Problem to solve >>
Find the word "legend" in the material below and gather every line that contains it.

[START OF Data rows]

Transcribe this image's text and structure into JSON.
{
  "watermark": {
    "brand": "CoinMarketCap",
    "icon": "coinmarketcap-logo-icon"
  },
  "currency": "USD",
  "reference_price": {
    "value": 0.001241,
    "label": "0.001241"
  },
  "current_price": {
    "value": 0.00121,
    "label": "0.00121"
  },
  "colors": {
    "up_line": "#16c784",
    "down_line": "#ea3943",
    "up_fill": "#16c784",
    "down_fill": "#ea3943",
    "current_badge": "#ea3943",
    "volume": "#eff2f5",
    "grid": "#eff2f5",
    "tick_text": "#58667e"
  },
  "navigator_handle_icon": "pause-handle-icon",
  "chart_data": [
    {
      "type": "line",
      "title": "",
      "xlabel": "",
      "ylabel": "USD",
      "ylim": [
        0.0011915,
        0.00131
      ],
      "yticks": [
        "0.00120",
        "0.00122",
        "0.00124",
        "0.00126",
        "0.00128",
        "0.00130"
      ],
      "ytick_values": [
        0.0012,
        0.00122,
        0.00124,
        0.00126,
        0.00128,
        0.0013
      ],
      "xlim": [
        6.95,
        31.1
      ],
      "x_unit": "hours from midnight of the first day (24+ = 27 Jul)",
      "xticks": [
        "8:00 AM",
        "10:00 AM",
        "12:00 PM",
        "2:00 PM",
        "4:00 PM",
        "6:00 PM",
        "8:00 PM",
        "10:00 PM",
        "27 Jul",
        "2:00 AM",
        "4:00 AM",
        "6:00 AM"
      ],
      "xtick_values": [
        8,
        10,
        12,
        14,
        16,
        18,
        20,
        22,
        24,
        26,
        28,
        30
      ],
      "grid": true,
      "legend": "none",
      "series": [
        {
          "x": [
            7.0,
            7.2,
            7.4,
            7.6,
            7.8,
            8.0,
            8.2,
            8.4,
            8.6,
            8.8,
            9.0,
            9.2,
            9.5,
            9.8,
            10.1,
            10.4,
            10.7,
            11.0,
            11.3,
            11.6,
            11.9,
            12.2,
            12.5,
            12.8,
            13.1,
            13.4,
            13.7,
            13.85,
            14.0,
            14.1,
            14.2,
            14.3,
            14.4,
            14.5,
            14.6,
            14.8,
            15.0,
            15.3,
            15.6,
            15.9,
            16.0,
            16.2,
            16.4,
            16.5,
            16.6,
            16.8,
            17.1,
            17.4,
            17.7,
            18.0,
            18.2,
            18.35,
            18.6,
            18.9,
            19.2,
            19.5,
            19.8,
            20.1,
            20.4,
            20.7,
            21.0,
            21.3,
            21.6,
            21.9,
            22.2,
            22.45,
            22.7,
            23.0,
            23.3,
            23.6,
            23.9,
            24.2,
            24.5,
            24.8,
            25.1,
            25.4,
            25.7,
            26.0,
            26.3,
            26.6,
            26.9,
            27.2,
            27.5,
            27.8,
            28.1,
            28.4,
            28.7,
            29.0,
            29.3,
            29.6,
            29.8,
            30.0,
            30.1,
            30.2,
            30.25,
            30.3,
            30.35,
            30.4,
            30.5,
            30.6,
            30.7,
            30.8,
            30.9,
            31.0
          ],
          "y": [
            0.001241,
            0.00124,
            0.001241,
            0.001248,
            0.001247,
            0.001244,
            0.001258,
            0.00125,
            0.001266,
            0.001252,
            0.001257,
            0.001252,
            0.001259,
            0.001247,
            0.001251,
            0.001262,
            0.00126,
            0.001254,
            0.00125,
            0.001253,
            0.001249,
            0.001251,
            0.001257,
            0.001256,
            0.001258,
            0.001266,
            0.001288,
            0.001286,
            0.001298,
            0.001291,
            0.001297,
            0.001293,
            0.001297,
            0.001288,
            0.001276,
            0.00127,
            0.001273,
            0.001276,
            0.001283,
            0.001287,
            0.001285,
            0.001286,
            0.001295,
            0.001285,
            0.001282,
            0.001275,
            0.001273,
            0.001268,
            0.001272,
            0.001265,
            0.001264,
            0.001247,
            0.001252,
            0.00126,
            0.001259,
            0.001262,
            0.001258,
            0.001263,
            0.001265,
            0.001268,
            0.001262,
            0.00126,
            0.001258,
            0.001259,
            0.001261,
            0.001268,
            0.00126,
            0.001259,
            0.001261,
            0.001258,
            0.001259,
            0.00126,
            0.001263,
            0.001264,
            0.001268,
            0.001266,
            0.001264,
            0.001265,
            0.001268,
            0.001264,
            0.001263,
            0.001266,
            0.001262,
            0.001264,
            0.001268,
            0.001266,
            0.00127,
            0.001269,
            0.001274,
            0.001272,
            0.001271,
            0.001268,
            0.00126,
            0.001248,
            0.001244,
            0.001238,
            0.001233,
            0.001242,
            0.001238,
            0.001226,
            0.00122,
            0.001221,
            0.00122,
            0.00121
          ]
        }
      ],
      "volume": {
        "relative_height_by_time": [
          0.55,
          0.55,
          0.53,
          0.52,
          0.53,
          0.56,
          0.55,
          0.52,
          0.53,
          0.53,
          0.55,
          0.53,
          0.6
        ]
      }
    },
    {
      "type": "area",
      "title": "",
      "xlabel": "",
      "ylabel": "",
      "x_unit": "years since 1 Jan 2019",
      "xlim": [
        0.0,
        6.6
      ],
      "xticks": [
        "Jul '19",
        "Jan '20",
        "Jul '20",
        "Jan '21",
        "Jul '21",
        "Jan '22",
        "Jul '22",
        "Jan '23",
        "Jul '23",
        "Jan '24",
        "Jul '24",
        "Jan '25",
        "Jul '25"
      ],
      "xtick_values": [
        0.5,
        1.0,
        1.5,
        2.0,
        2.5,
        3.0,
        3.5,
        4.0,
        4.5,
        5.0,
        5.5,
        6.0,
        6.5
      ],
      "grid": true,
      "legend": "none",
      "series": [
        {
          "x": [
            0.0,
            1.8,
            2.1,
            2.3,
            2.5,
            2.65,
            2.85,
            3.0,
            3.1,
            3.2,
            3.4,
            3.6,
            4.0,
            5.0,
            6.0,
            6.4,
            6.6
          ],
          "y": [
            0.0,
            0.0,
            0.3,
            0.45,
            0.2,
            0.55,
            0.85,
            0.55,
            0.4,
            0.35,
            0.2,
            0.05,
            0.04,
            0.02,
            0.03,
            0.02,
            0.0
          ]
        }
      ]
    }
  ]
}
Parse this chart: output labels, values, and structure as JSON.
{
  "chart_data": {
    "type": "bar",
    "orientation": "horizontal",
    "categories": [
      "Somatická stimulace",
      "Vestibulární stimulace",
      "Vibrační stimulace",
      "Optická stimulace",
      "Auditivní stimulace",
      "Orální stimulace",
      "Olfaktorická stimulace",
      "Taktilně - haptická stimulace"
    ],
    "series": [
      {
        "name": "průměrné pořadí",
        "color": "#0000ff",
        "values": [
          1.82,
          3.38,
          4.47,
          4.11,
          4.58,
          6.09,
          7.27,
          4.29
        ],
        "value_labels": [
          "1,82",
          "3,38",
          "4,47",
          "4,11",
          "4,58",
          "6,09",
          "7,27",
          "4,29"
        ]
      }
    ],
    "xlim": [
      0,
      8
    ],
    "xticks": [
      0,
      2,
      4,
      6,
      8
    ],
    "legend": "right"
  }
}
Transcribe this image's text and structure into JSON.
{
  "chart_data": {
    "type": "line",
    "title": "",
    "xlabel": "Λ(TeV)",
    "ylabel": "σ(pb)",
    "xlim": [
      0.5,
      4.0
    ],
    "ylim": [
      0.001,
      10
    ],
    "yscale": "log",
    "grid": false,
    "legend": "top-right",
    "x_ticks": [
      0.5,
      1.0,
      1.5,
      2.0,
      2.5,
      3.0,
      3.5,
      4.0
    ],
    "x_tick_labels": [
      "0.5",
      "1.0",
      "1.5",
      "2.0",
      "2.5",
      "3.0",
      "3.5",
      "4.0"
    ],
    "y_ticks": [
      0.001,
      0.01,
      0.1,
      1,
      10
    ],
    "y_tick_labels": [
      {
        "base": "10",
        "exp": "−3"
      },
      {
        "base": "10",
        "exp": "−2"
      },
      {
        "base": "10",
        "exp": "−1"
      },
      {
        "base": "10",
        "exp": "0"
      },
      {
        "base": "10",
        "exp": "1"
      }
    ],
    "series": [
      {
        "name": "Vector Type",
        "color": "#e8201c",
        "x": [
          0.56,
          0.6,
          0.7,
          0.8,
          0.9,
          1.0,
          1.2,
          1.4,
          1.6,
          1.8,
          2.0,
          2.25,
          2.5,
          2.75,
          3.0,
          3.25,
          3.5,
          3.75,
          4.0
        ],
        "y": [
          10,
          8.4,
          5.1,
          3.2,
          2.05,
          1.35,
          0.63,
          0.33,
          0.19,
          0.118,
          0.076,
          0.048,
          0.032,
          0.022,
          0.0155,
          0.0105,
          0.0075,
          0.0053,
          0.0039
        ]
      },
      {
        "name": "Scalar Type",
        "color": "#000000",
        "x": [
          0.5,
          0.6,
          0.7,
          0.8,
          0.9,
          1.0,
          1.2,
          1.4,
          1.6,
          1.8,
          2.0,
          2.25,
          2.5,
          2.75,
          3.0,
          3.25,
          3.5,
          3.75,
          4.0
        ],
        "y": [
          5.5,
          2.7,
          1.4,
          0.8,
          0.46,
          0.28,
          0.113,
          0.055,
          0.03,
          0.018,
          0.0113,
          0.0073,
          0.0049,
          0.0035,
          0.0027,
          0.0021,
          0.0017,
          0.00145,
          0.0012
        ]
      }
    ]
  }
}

[END OF Data rows]

Solution >>
      "legend": "none",
      "legend": "none",
    "legend": "right"
    "legend": "top-right",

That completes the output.